## [YOUR TASK]
Skip the pictures. Repeat everything else in the records word for word.

## [RECORDS PROVIDED]
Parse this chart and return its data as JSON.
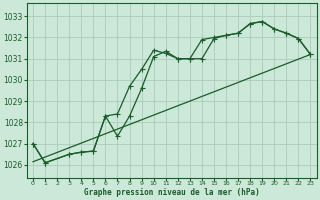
{
  "title": "Graphe pression niveau de la mer (hPa)",
  "bg_color": "#cce8d8",
  "grid_color": "#aaccbb",
  "line_color": "#1a5c2a",
  "xlim": [
    -0.5,
    23.5
  ],
  "ylim": [
    1025.4,
    1033.6
  ],
  "yticks": [
    1026,
    1027,
    1028,
    1029,
    1030,
    1031,
    1032,
    1033
  ],
  "xticks": [
    0,
    1,
    2,
    3,
    4,
    5,
    6,
    7,
    8,
    9,
    10,
    11,
    12,
    13,
    14,
    15,
    16,
    17,
    18,
    19,
    20,
    21,
    22,
    23
  ],
  "series1_x": [
    0,
    1,
    3,
    4,
    5,
    6,
    7,
    8,
    9,
    10,
    11,
    12,
    13,
    14,
    15,
    16,
    17,
    18,
    19,
    20,
    21,
    22,
    23
  ],
  "series1_y": [
    1027.0,
    1026.1,
    1026.5,
    1026.6,
    1026.65,
    1028.3,
    1027.35,
    1028.3,
    1029.6,
    1031.1,
    1031.35,
    1031.0,
    1031.0,
    1031.0,
    1031.95,
    1032.1,
    1032.2,
    1032.65,
    1032.75,
    1032.4,
    1032.2,
    1031.95,
    1031.2
  ],
  "series2_x": [
    0,
    1,
    3,
    4,
    5,
    6,
    7,
    8,
    9,
    10,
    11,
    12,
    13,
    14,
    15,
    16,
    17,
    18,
    19,
    20,
    21,
    22,
    23
  ],
  "series2_y": [
    1027.0,
    1026.1,
    1026.5,
    1026.6,
    1026.65,
    1028.3,
    1028.4,
    1029.7,
    1030.5,
    1031.4,
    1031.25,
    1031.0,
    1031.0,
    1031.9,
    1032.0,
    1032.1,
    1032.2,
    1032.65,
    1032.75,
    1032.4,
    1032.2,
    1031.95,
    1031.2
  ],
  "series3_x": [
    0,
    23
  ],
  "series3_y": [
    1026.15,
    1031.2
  ]
}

## [THE SOLUTION]
Parse this chart and return its data as JSON.
{
  "title": "Graphe pression niveau de la mer (hPa)",
  "bg_color": "#cce8d8",
  "grid_color": "#aaccbb",
  "line_color": "#1a5c2a",
  "xlim": [
    -0.5,
    23.5
  ],
  "ylim": [
    1025.4,
    1033.6
  ],
  "yticks": [
    1026,
    1027,
    1028,
    1029,
    1030,
    1031,
    1032,
    1033
  ],
  "xticks": [
    0,
    1,
    2,
    3,
    4,
    5,
    6,
    7,
    8,
    9,
    10,
    11,
    12,
    13,
    14,
    15,
    16,
    17,
    18,
    19,
    20,
    21,
    22,
    23
  ],
  "series1_x": [
    0,
    1,
    3,
    4,
    5,
    6,
    7,
    8,
    9,
    10,
    11,
    12,
    13,
    14,
    15,
    16,
    17,
    18,
    19,
    20,
    21,
    22,
    23
  ],
  "series1_y": [
    1027.0,
    1026.1,
    1026.5,
    1026.6,
    1026.65,
    1028.3,
    1027.35,
    1028.3,
    1029.6,
    1031.1,
    1031.35,
    1031.0,
    1031.0,
    1031.0,
    1031.95,
    1032.1,
    1032.2,
    1032.65,
    1032.75,
    1032.4,
    1032.2,
    1031.95,
    1031.2
  ],
  "series2_x": [
    0,
    1,
    3,
    4,
    5,
    6,
    7,
    8,
    9,
    10,
    11,
    12,
    13,
    14,
    15,
    16,
    17,
    18,
    19,
    20,
    21,
    22,
    23
  ],
  "series2_y": [
    1027.0,
    1026.1,
    1026.5,
    1026.6,
    1026.65,
    1028.3,
    1028.4,
    1029.7,
    1030.5,
    1031.4,
    1031.25,
    1031.0,
    1031.0,
    1031.9,
    1032.0,
    1032.1,
    1032.2,
    1032.65,
    1032.75,
    1032.4,
    1032.2,
    1031.95,
    1031.2
  ],
  "series3_x": [
    0,
    23
  ],
  "series3_y": [
    1026.15,
    1031.2
  ]
}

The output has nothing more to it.